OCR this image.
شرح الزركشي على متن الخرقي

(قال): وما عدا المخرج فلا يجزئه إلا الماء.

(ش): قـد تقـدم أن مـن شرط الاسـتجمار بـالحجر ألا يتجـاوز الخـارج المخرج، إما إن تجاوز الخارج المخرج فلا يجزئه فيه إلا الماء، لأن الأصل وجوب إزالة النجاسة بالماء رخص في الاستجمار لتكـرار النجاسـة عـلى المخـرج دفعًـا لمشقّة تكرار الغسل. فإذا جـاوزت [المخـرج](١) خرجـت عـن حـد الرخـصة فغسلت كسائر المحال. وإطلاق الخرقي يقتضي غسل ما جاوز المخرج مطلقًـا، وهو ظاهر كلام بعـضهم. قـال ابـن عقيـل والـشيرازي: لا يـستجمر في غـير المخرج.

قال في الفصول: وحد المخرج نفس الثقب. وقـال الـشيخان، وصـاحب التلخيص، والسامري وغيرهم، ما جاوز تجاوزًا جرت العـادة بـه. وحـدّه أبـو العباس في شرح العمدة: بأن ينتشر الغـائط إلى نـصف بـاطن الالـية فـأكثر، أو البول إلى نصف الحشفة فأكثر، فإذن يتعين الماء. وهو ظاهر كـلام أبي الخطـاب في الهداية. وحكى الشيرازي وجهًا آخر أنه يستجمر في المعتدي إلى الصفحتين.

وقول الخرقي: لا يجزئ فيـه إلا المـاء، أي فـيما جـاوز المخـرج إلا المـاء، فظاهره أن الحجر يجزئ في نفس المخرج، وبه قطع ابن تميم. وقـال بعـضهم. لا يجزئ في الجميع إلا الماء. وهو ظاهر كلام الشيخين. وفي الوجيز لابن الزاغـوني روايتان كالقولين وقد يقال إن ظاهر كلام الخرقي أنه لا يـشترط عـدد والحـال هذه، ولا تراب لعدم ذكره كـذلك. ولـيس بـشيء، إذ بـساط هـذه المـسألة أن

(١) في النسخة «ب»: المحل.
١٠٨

...

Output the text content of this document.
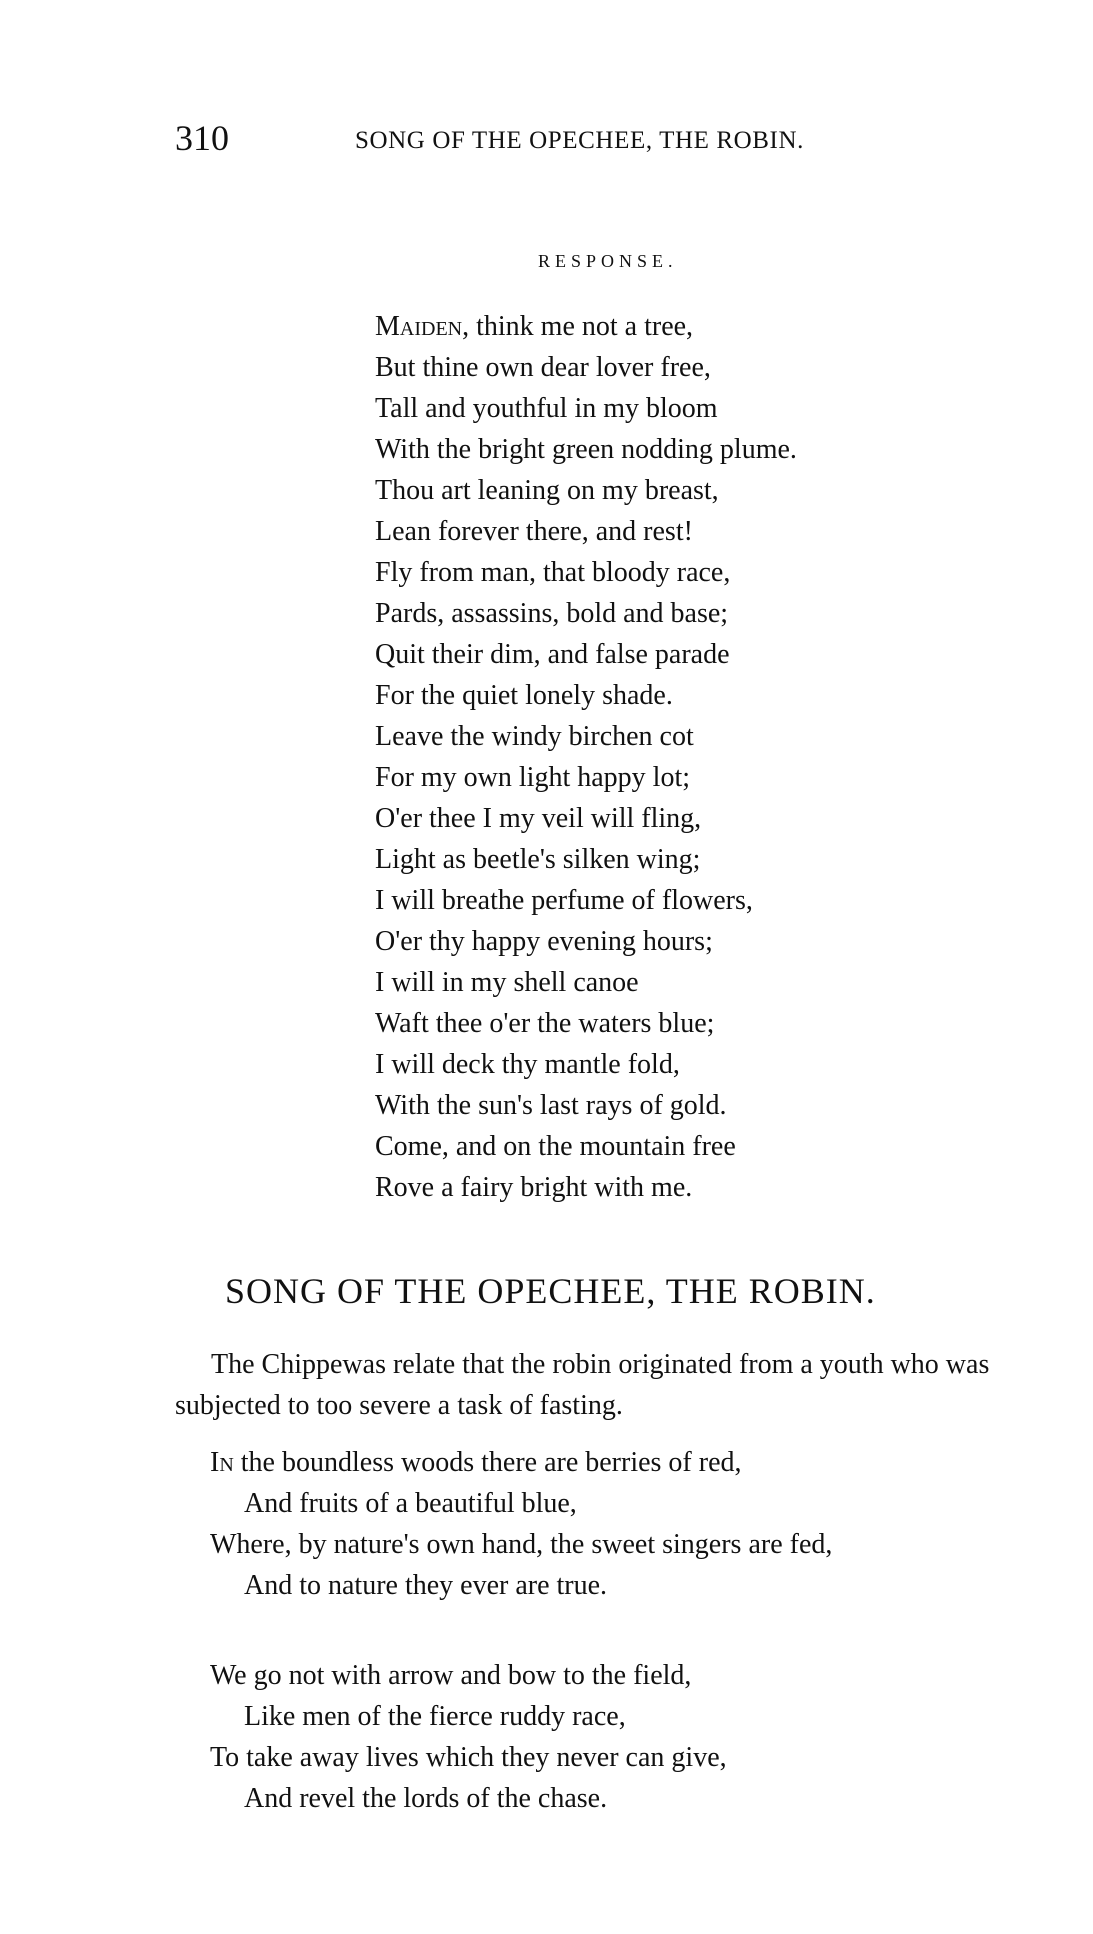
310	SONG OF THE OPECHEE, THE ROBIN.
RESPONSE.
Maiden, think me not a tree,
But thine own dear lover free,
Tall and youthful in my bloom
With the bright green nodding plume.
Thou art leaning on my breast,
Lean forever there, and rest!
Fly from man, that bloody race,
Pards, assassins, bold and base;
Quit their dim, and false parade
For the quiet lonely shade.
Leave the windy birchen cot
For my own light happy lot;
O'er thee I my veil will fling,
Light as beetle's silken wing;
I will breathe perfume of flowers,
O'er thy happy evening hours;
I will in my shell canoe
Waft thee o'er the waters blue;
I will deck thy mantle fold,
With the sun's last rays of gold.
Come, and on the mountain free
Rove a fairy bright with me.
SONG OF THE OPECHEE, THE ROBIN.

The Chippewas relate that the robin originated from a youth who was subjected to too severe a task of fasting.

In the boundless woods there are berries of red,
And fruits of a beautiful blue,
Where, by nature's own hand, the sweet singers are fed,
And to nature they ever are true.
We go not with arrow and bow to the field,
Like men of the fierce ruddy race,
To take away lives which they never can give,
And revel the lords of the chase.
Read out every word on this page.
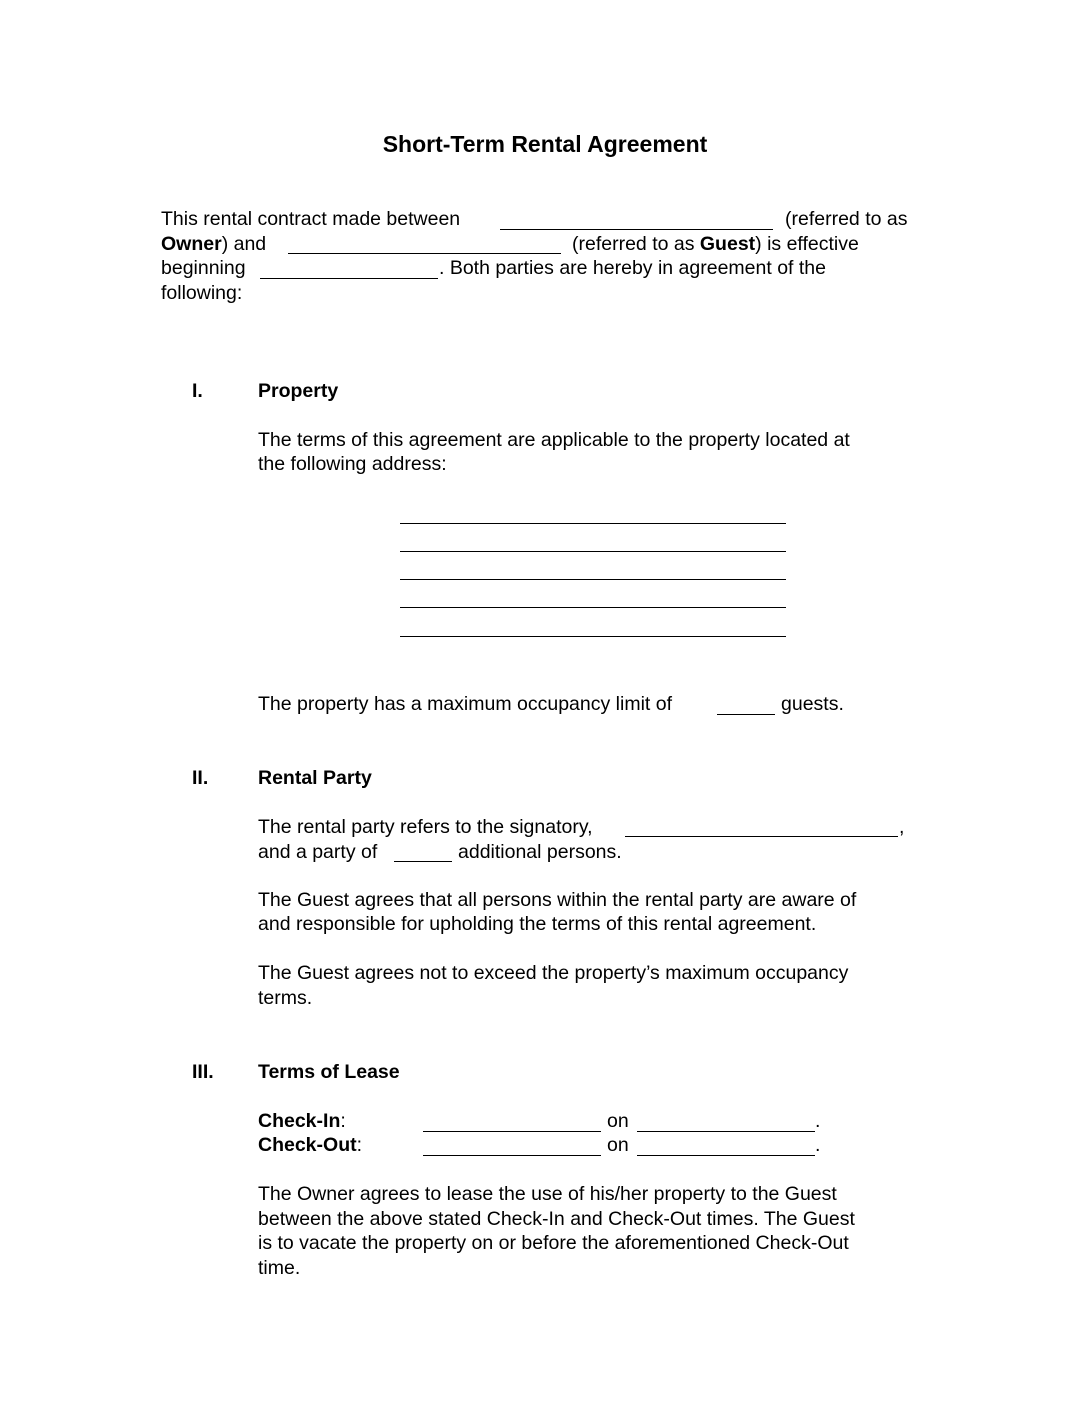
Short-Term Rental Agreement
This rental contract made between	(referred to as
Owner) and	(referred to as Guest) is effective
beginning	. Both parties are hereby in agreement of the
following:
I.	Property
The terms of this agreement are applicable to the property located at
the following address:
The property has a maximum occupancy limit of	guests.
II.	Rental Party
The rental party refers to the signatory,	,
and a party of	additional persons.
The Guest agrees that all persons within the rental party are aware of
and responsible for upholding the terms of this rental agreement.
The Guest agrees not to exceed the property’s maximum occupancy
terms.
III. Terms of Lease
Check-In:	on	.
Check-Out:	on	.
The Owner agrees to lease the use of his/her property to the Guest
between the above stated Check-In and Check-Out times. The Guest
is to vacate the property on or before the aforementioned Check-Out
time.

* [EXERCISE DESCRIPTION]: Where a line in the material contains "they", copy that line.

* [WRITTEN SOLUTION]:
And to nature they ever are true.
To take away lives which they never can give,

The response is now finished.